[BEGIN STORED ROWS]

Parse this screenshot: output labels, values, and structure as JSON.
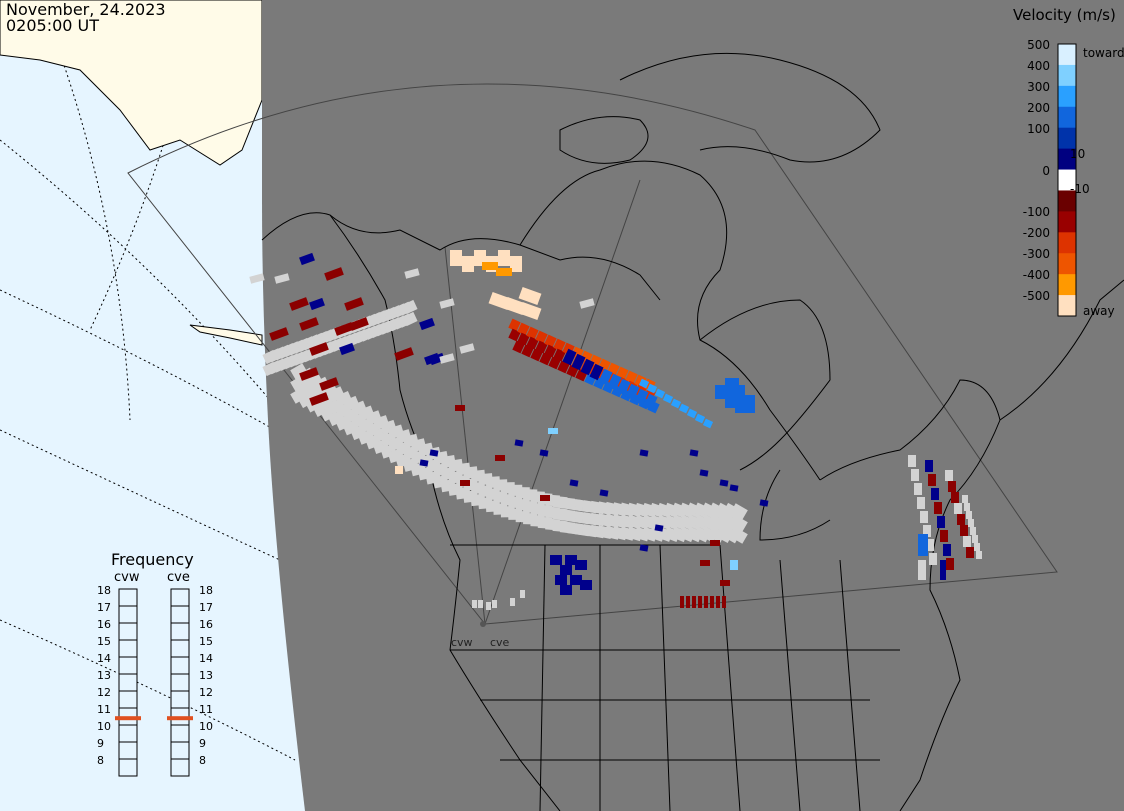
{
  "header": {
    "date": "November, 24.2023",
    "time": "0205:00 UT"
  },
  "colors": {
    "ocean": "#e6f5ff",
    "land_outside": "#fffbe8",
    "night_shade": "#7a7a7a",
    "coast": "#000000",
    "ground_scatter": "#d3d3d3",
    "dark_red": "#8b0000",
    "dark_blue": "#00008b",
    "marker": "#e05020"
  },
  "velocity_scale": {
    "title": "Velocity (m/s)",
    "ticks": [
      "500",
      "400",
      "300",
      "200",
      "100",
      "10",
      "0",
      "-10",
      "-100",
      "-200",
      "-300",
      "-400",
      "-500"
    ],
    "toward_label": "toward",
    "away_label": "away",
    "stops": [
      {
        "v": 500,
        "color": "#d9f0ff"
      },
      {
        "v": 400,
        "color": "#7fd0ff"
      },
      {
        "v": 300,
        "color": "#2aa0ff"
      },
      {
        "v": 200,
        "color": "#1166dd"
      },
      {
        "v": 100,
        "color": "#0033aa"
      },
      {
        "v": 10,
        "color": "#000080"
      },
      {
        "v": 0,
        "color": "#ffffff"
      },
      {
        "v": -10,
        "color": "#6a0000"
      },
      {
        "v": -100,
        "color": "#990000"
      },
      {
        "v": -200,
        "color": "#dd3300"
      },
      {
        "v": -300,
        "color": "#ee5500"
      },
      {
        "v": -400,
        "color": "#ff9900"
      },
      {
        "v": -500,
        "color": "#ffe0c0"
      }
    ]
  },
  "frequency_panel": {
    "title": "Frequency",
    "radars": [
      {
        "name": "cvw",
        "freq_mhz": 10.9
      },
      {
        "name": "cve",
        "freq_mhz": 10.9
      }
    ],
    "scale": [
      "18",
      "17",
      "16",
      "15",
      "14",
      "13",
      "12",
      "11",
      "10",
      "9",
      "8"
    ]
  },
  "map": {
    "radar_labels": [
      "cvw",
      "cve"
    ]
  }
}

[END STORED ROWS]
[BEGIN STORED ROWS]

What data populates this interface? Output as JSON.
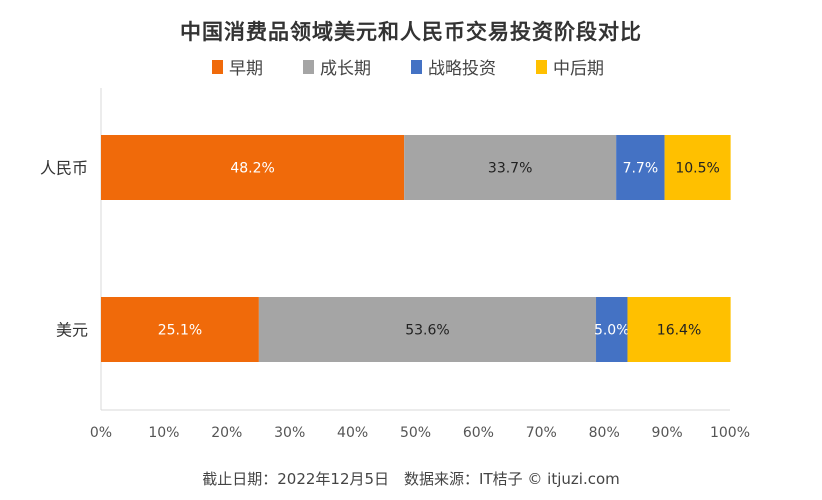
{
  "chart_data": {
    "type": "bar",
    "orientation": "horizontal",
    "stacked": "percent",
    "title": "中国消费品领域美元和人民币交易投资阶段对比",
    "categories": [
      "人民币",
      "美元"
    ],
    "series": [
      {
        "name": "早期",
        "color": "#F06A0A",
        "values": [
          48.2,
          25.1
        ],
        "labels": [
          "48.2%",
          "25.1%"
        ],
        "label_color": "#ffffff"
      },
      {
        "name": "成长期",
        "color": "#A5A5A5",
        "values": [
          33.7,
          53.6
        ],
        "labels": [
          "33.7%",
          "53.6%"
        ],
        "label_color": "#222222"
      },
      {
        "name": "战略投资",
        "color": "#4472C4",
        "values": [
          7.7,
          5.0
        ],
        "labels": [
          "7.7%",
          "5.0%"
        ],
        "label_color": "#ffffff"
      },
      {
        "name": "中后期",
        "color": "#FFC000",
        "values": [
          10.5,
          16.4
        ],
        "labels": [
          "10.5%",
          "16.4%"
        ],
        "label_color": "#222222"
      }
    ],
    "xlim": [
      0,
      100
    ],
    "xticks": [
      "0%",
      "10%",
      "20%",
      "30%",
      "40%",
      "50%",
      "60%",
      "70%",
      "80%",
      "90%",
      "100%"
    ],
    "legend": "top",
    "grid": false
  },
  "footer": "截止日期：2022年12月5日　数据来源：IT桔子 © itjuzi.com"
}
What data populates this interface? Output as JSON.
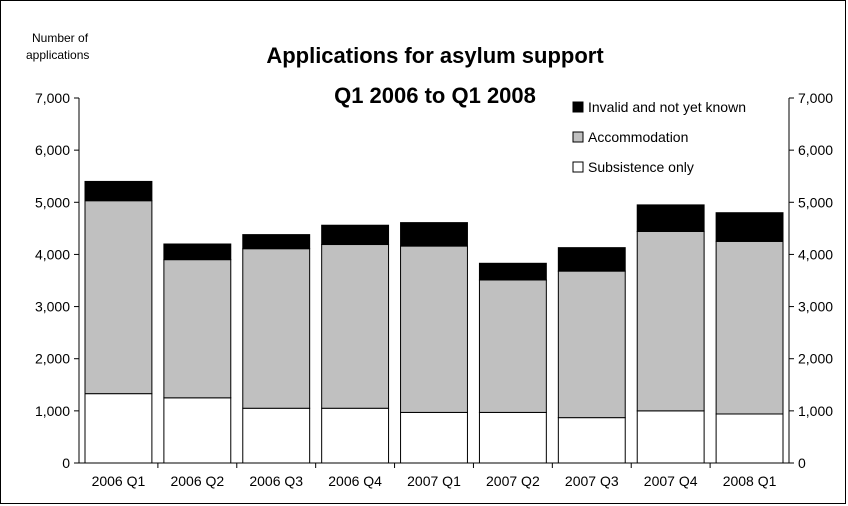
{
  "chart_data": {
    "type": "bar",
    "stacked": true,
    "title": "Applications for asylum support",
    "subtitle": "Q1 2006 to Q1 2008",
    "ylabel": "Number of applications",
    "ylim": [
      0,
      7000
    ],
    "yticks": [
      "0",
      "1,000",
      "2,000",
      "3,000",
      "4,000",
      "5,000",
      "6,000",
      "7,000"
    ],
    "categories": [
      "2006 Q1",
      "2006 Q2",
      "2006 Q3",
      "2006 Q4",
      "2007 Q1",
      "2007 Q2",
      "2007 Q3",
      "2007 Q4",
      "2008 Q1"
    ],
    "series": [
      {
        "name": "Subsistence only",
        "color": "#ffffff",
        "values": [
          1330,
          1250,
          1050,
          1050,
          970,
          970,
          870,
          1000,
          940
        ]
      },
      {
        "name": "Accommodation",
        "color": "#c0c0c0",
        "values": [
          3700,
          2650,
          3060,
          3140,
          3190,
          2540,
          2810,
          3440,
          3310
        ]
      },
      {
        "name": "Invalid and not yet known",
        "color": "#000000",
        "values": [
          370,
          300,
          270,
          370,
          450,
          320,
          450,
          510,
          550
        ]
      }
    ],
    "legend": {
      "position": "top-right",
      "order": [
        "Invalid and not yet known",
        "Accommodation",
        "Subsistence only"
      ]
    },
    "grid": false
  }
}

[END STORED ROWS]

| EXERCISE |
Find every line containing the word "Invalid", then give the total and nothing more.

| RESPONSE TO THIS TASK |
2